* **Requirement**
Identify every line containing the word "name" and reproduce each one.

* **Dataset records**
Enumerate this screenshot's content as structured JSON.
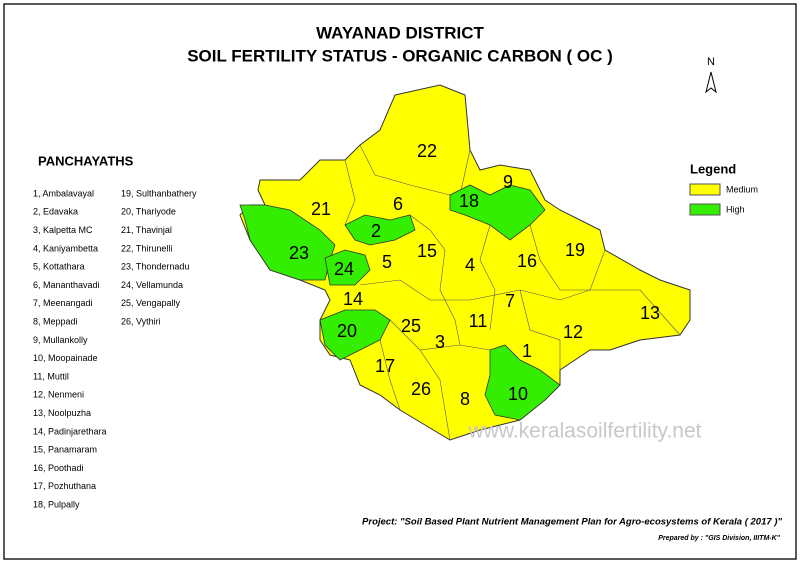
{
  "title": [
    "WAYANAD DISTRICT",
    "SOIL FERTILITY STATUS - ORGANIC CARBON ( OC )"
  ],
  "north": "N",
  "panchayaths_heading": "PANCHAYATHS",
  "panchayaths": [
    "1, Ambalavayal",
    "2, Edavaka",
    "3, Kalpetta MC",
    "4, Kaniyambetta",
    "5, Kottathara",
    "6, Mananthavadi",
    "7, Meenangadi",
    "8, Meppadi",
    "9, Mullankolly",
    "10, Moopainade",
    "11, Muttil",
    "12, Nenmeni",
    "13, Noolpuzha",
    "14, Padinjarethara",
    "15, Panamaram",
    "16, Poothadi",
    "17, Pozhuthana",
    "18, Pulpally",
    "19, Sulthanbathery",
    "20, Thariyode",
    "21, Thavinjal",
    "22, Thirunelli",
    "23, Thondernadu",
    "24, Vellamunda",
    "25, Vengapally",
    "26, Vythiri"
  ],
  "legend": {
    "title": "Legend",
    "items": [
      {
        "name": "Medium",
        "color": "#ffff00"
      },
      {
        "name": "High",
        "color": "#33ee00"
      }
    ]
  },
  "regions": [
    {
      "label": "22",
      "class": "Medium"
    },
    {
      "label": "9",
      "class": "Medium"
    },
    {
      "label": "18",
      "class": "High"
    },
    {
      "label": "21",
      "class": "Medium"
    },
    {
      "label": "6",
      "class": "Medium"
    },
    {
      "label": "2",
      "class": "High"
    },
    {
      "label": "23",
      "class": "High"
    },
    {
      "label": "24",
      "class": "High"
    },
    {
      "label": "5",
      "class": "Medium"
    },
    {
      "label": "15",
      "class": "Medium"
    },
    {
      "label": "4",
      "class": "Medium"
    },
    {
      "label": "16",
      "class": "Medium"
    },
    {
      "label": "19",
      "class": "Medium"
    },
    {
      "label": "7",
      "class": "Medium"
    },
    {
      "label": "13",
      "class": "Medium"
    },
    {
      "label": "12",
      "class": "Medium"
    },
    {
      "label": "14",
      "class": "Medium"
    },
    {
      "label": "20",
      "class": "High"
    },
    {
      "label": "25",
      "class": "Medium"
    },
    {
      "label": "3",
      "class": "Medium"
    },
    {
      "label": "11",
      "class": "Medium"
    },
    {
      "label": "1",
      "class": "Medium"
    },
    {
      "label": "17",
      "class": "Medium"
    },
    {
      "label": "26",
      "class": "Medium"
    },
    {
      "label": "8",
      "class": "Medium"
    },
    {
      "label": "10",
      "class": "High"
    }
  ],
  "watermark": "www.keralasoilfertility.net",
  "project": "Project: \"Soil Based Plant Nutrient Management Plan for Agro-ecosystems of Kerala ( 2017 )\"",
  "prepared_by": "Prepared by : \"GIS Division, IIITM-K\""
}
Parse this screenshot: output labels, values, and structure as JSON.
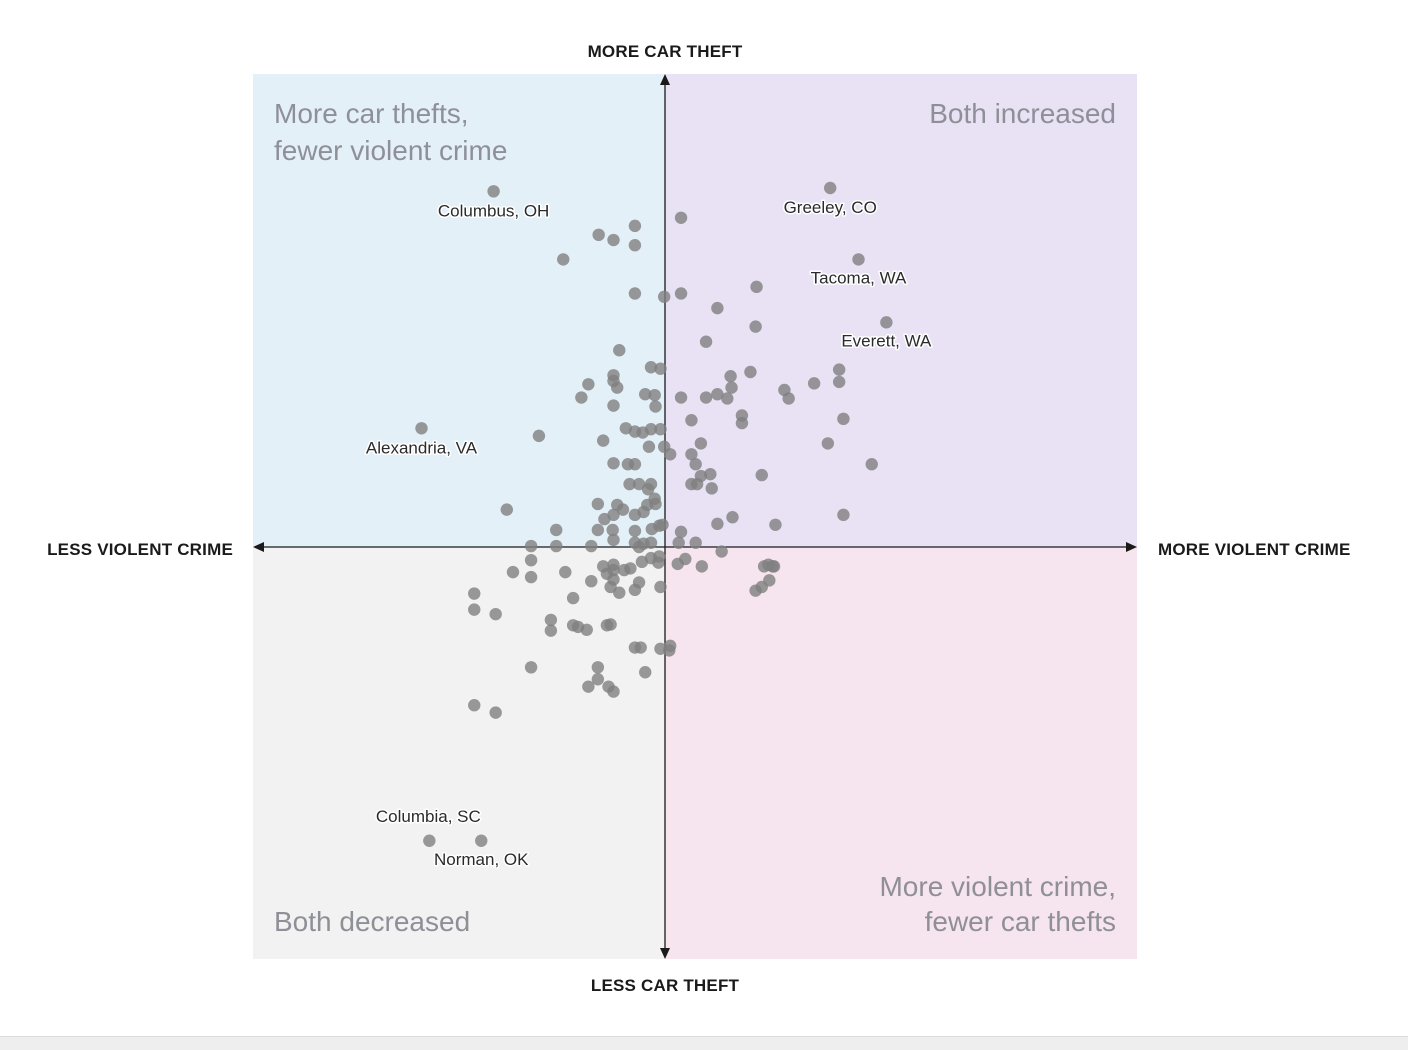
{
  "chart_data": {
    "type": "scatter",
    "x_axis": {
      "negative_label": "LESS VIOLENT CRIME",
      "positive_label": "MORE VIOLENT CRIME",
      "range": [
        -100,
        100
      ]
    },
    "y_axis": {
      "negative_label": "LESS CAR THEFT",
      "positive_label": "MORE CAR THEFT",
      "range": [
        -100,
        100
      ]
    },
    "quadrants": [
      {
        "position": "top-left",
        "label_lines": [
          "More car thefts,",
          "fewer violent crime"
        ],
        "color": "#e3f0f8"
      },
      {
        "position": "top-right",
        "label_lines": [
          "Both increased"
        ],
        "color": "#e8e2f4"
      },
      {
        "position": "bottom-left",
        "label_lines": [
          "Both decreased"
        ],
        "color": "#f2f2f2"
      },
      {
        "position": "bottom-right",
        "label_lines": [
          "More violent crime,",
          "fewer car thefts"
        ],
        "color": "#f6e4ef"
      }
    ],
    "point_color": "#808080",
    "labeled_points": [
      {
        "name": "Greeley, CO",
        "x": 35,
        "y": 75.9
      },
      {
        "name": "Columbus, OH",
        "x": -41.6,
        "y": 75.2
      },
      {
        "name": "Tacoma, WA",
        "x": 41,
        "y": 60.8
      },
      {
        "name": "Everett, WA",
        "x": 46.9,
        "y": 47.5
      },
      {
        "name": "Alexandria, VA",
        "x": -59.1,
        "y": 25.1
      },
      {
        "name": "Columbia, SC",
        "x": -57.2,
        "y": -71.3
      },
      {
        "name": "Norman, OK",
        "x": -44.6,
        "y": -71.3
      }
    ],
    "points": [
      [
        -7.3,
        67.9
      ],
      [
        -7.3,
        63.8
      ],
      [
        -16.1,
        66
      ],
      [
        -12.5,
        64.9
      ],
      [
        -24.7,
        60.8
      ],
      [
        3.4,
        69.6
      ],
      [
        -7.3,
        53.6
      ],
      [
        -0.2,
        52.9
      ],
      [
        3.4,
        53.6
      ],
      [
        11.1,
        50.5
      ],
      [
        19.4,
        55
      ],
      [
        19.2,
        46.6
      ],
      [
        8.7,
        43.4
      ],
      [
        -11.1,
        41.6
      ],
      [
        -1.1,
        37.7
      ],
      [
        -3.4,
        38
      ],
      [
        -12.5,
        36.3
      ],
      [
        -12.5,
        35.1
      ],
      [
        -18.6,
        34.4
      ],
      [
        -20.3,
        31.6
      ],
      [
        -11.6,
        33.7
      ],
      [
        -4.8,
        32.3
      ],
      [
        -2.5,
        32.1
      ],
      [
        -2.3,
        29.7
      ],
      [
        -12.5,
        29.9
      ],
      [
        3.4,
        31.6
      ],
      [
        8.7,
        31.6
      ],
      [
        11.1,
        32.3
      ],
      [
        13.2,
        31.4
      ],
      [
        14.1,
        33.7
      ],
      [
        13.9,
        36.1
      ],
      [
        18.1,
        37
      ],
      [
        25.3,
        33.2
      ],
      [
        26.2,
        31.4
      ],
      [
        31.6,
        34.6
      ],
      [
        36.9,
        34.9
      ],
      [
        36.9,
        37.5
      ],
      [
        16.3,
        26.2
      ],
      [
        16.3,
        27.8
      ],
      [
        5.6,
        26.8
      ],
      [
        7.6,
        21.9
      ],
      [
        -3.4,
        24.9
      ],
      [
        -5.4,
        24.2
      ],
      [
        -7.3,
        24.4
      ],
      [
        -9.5,
        25.1
      ],
      [
        -1.1,
        24.9
      ],
      [
        -30.6,
        23.5
      ],
      [
        -15,
        22.5
      ],
      [
        -3.9,
        21.2
      ],
      [
        -0.2,
        21.2
      ],
      [
        1.1,
        19.6
      ],
      [
        5.6,
        19.6
      ],
      [
        -7.3,
        17.5
      ],
      [
        -9,
        17.5
      ],
      [
        -12.5,
        17.7
      ],
      [
        6.5,
        17.5
      ],
      [
        7.6,
        15
      ],
      [
        9.6,
        15.4
      ],
      [
        20.5,
        15.2
      ],
      [
        37.8,
        27.1
      ],
      [
        34.5,
        21.9
      ],
      [
        43.8,
        17.5
      ],
      [
        -3.4,
        13.3
      ],
      [
        -6.3,
        13.3
      ],
      [
        -8.6,
        13.3
      ],
      [
        -4.1,
        12.2
      ],
      [
        -2.5,
        10.2
      ],
      [
        5.6,
        13.3
      ],
      [
        6.8,
        13.3
      ],
      [
        9.9,
        12.4
      ],
      [
        -11.6,
        8.9
      ],
      [
        -16.3,
        9.1
      ],
      [
        -5.2,
        7.4
      ],
      [
        -7.3,
        6.8
      ],
      [
        -10.2,
        7.9
      ],
      [
        -2.3,
        9.1
      ],
      [
        -4.3,
        8.9
      ],
      [
        -12.5,
        6.8
      ],
      [
        -14.7,
        5.9
      ],
      [
        -16.3,
        3.6
      ],
      [
        -12.7,
        3.6
      ],
      [
        -7.3,
        3.4
      ],
      [
        -3.2,
        3.8
      ],
      [
        -1.4,
        4.5
      ],
      [
        -0.6,
        4.7
      ],
      [
        3.4,
        3.2
      ],
      [
        11.1,
        4.9
      ],
      [
        14.3,
        6.3
      ],
      [
        23.4,
        4.7
      ],
      [
        37.8,
        6.8
      ],
      [
        -38.4,
        7.9
      ],
      [
        -26.4,
        3.6
      ],
      [
        -32.5,
        0.2
      ],
      [
        -26.4,
        0.2
      ],
      [
        -17.9,
        0.2
      ],
      [
        -12.5,
        1.5
      ],
      [
        -7.3,
        0.9
      ],
      [
        -6.3,
        0
      ],
      [
        -5.2,
        0.7
      ],
      [
        -3.4,
        0.9
      ],
      [
        2.9,
        0.9
      ],
      [
        6.5,
        0.9
      ],
      [
        12,
        -1.1
      ],
      [
        -32.5,
        -3.2
      ],
      [
        -32.5,
        -7.3
      ],
      [
        -36.9,
        -6.1
      ],
      [
        -24.2,
        -6.1
      ],
      [
        -15,
        -4.7
      ],
      [
        -14.1,
        -6.5
      ],
      [
        -12.5,
        -4.3
      ],
      [
        -12.5,
        -5.6
      ],
      [
        -12.5,
        -7.9
      ],
      [
        -9.9,
        -5.6
      ],
      [
        -8.4,
        -5.2
      ],
      [
        -5.6,
        -3.6
      ],
      [
        -3.4,
        -2.7
      ],
      [
        -1.6,
        -3.8
      ],
      [
        -1.4,
        -2.3
      ],
      [
        2.7,
        -4.1
      ],
      [
        4.3,
        -2.9
      ],
      [
        7.8,
        -4.7
      ],
      [
        21,
        -4.7
      ],
      [
        22.8,
        -4.7
      ],
      [
        -17.9,
        -8.3
      ],
      [
        -13.2,
        -9.7
      ],
      [
        -11.1,
        -11.1
      ],
      [
        -7.3,
        -10.4
      ],
      [
        -6.3,
        -8.6
      ],
      [
        -1.1,
        -9.7
      ],
      [
        -46.3,
        -11.3
      ],
      [
        -46.3,
        -15.2
      ],
      [
        -41.1,
        -16.3
      ],
      [
        -22.3,
        -12.4
      ],
      [
        -13.2,
        -18.8
      ],
      [
        -27.7,
        -17.7
      ],
      [
        -27.7,
        -20.3
      ],
      [
        -22.3,
        -19
      ],
      [
        -21.1,
        -19.4
      ],
      [
        -19,
        -20.1
      ],
      [
        -14.1,
        -19
      ],
      [
        -7.3,
        -24.4
      ],
      [
        -5.9,
        -24.4
      ],
      [
        -1.1,
        -24.7
      ],
      [
        0.9,
        -25.1
      ],
      [
        1.1,
        -24
      ],
      [
        -4.8,
        -30.4
      ],
      [
        -32.5,
        -29.2
      ],
      [
        -16.3,
        -29.2
      ],
      [
        -16.3,
        -32.1
      ],
      [
        -18.6,
        -33.9
      ],
      [
        -13.7,
        -33.9
      ],
      [
        -12.5,
        -35.1
      ],
      [
        -46.3,
        -38.4
      ],
      [
        -41.1,
        -40.2
      ],
      [
        19.2,
        -10.6
      ],
      [
        21.9,
        -4.3
      ],
      [
        22.1,
        -8.1
      ],
      [
        20.5,
        -9.7
      ],
      [
        23.1,
        -4.7
      ]
    ]
  }
}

* **Answer in full**
        "name": "Medium",
        "name": "High",
        "name": "Greeley, CO",
        "name": "Columbus, OH",
        "name": "Tacoma, WA",
        "name": "Everett, WA",
        "name": "Alexandria, VA",
        "name": "Columbia, SC",
        "name": "Norman, OK",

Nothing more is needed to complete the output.